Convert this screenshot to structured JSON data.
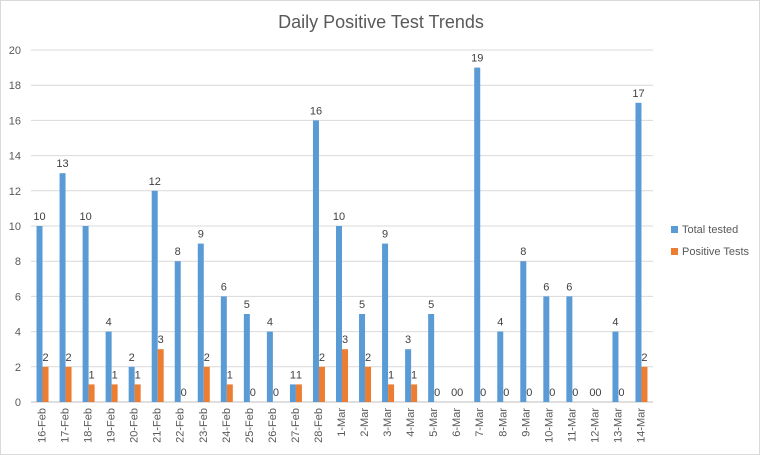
{
  "chart_data": {
    "type": "bar",
    "title": "Daily Positive Test Trends",
    "xlabel": "",
    "ylabel": "",
    "ylim": [
      0,
      20
    ],
    "yticks": [
      0,
      2,
      4,
      6,
      8,
      10,
      12,
      14,
      16,
      18,
      20
    ],
    "grid": true,
    "legend_position": "right",
    "categories": [
      "16-Feb",
      "17-Feb",
      "18-Feb",
      "19-Feb",
      "20-Feb",
      "21-Feb",
      "22-Feb",
      "23-Feb",
      "24-Feb",
      "25-Feb",
      "26-Feb",
      "27-Feb",
      "28-Feb",
      "1-Mar",
      "2-Mar",
      "3-Mar",
      "4-Mar",
      "5-Mar",
      "6-Mar",
      "7-Mar",
      "8-Mar",
      "9-Mar",
      "10-Mar",
      "11-Mar",
      "12-Mar",
      "13-Mar",
      "14-Mar"
    ],
    "series": [
      {
        "name": "Total tested",
        "color": "#5b9bd5",
        "values": [
          10,
          13,
          10,
          4,
          2,
          12,
          8,
          9,
          6,
          5,
          4,
          1,
          16,
          10,
          5,
          9,
          3,
          5,
          0,
          19,
          4,
          8,
          6,
          6,
          0,
          4,
          17
        ]
      },
      {
        "name": "Positive Tests",
        "color": "#ed7d31",
        "values": [
          2,
          2,
          1,
          1,
          1,
          3,
          0,
          2,
          1,
          0,
          0,
          1,
          2,
          3,
          2,
          1,
          1,
          0,
          0,
          0,
          0,
          0,
          0,
          0,
          0,
          0,
          2
        ]
      }
    ]
  }
}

+---+

▸ **Your objective**
Using the records above, list each line that includes "Positive".

▸ **Exercise solution**
    "title": "Daily Positive Test Trends",
        "name": "Positive Tests",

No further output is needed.